§ Exercise task
Restate the whole listing word for word. Pictures are left out.

[Extracted data start]

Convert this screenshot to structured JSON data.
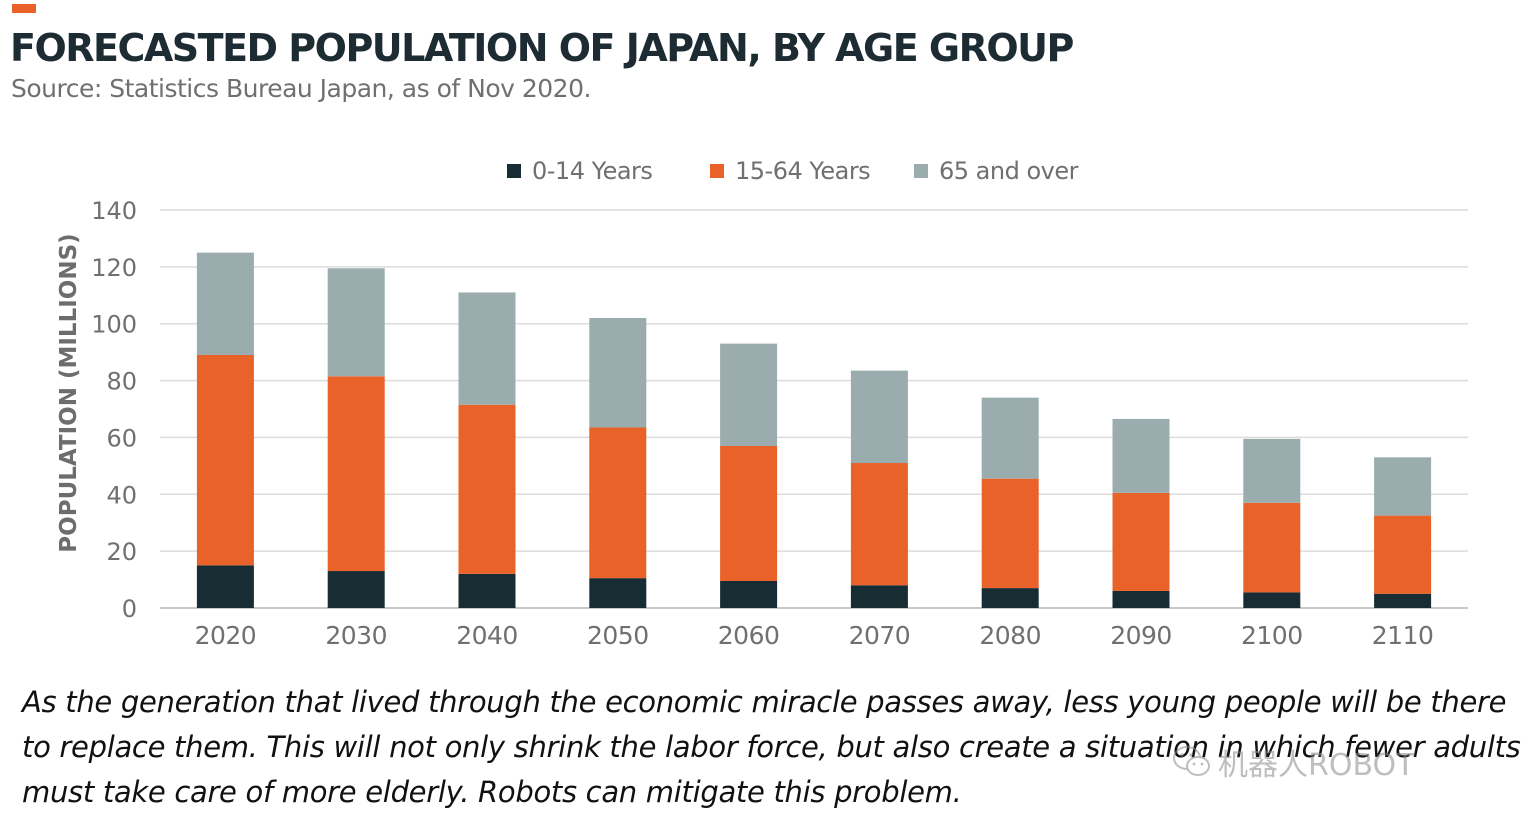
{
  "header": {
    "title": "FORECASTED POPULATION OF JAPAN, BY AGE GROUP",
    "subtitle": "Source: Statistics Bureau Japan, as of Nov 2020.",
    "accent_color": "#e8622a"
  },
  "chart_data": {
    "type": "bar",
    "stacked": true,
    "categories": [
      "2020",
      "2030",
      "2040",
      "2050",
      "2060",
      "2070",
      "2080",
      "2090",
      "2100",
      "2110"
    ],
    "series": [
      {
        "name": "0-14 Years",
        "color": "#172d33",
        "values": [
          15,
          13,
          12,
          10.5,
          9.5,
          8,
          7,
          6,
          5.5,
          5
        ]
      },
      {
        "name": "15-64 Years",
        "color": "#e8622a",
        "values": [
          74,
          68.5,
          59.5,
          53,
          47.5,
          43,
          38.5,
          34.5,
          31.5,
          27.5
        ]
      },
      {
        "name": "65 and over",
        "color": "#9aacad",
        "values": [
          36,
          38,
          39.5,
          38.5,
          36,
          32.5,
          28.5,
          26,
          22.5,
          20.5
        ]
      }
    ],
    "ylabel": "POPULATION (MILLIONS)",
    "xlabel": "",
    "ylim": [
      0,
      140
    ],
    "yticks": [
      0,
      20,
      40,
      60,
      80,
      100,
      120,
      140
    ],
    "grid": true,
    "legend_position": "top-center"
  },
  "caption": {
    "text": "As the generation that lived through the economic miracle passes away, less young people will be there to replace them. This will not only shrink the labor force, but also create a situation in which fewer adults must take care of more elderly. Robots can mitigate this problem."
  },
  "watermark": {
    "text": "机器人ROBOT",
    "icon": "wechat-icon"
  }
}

[Extracted data end]

§ In response
Convert this screenshot to structured JSON data.
{
  "header": {
    "title": "FORECASTED POPULATION OF JAPAN, BY AGE GROUP",
    "subtitle": "Source: Statistics Bureau Japan, as of Nov 2020.",
    "accent_color": "#e8622a"
  },
  "chart_data": {
    "type": "bar",
    "stacked": true,
    "categories": [
      "2020",
      "2030",
      "2040",
      "2050",
      "2060",
      "2070",
      "2080",
      "2090",
      "2100",
      "2110"
    ],
    "series": [
      {
        "name": "0-14 Years",
        "color": "#172d33",
        "values": [
          15,
          13,
          12,
          10.5,
          9.5,
          8,
          7,
          6,
          5.5,
          5
        ]
      },
      {
        "name": "15-64 Years",
        "color": "#e8622a",
        "values": [
          74,
          68.5,
          59.5,
          53,
          47.5,
          43,
          38.5,
          34.5,
          31.5,
          27.5
        ]
      },
      {
        "name": "65 and over",
        "color": "#9aacad",
        "values": [
          36,
          38,
          39.5,
          38.5,
          36,
          32.5,
          28.5,
          26,
          22.5,
          20.5
        ]
      }
    ],
    "ylabel": "POPULATION (MILLIONS)",
    "xlabel": "",
    "ylim": [
      0,
      140
    ],
    "yticks": [
      0,
      20,
      40,
      60,
      80,
      100,
      120,
      140
    ],
    "grid": true,
    "legend_position": "top-center"
  },
  "caption": {
    "text": "As the generation that lived through the economic miracle passes away, less young people will be there to replace them. This will not only shrink the labor force, but also create a situation in which fewer adults must take care of more elderly. Robots can mitigate this problem."
  },
  "watermark": {
    "text": "机器人ROBOT",
    "icon": "wechat-icon"
  }
}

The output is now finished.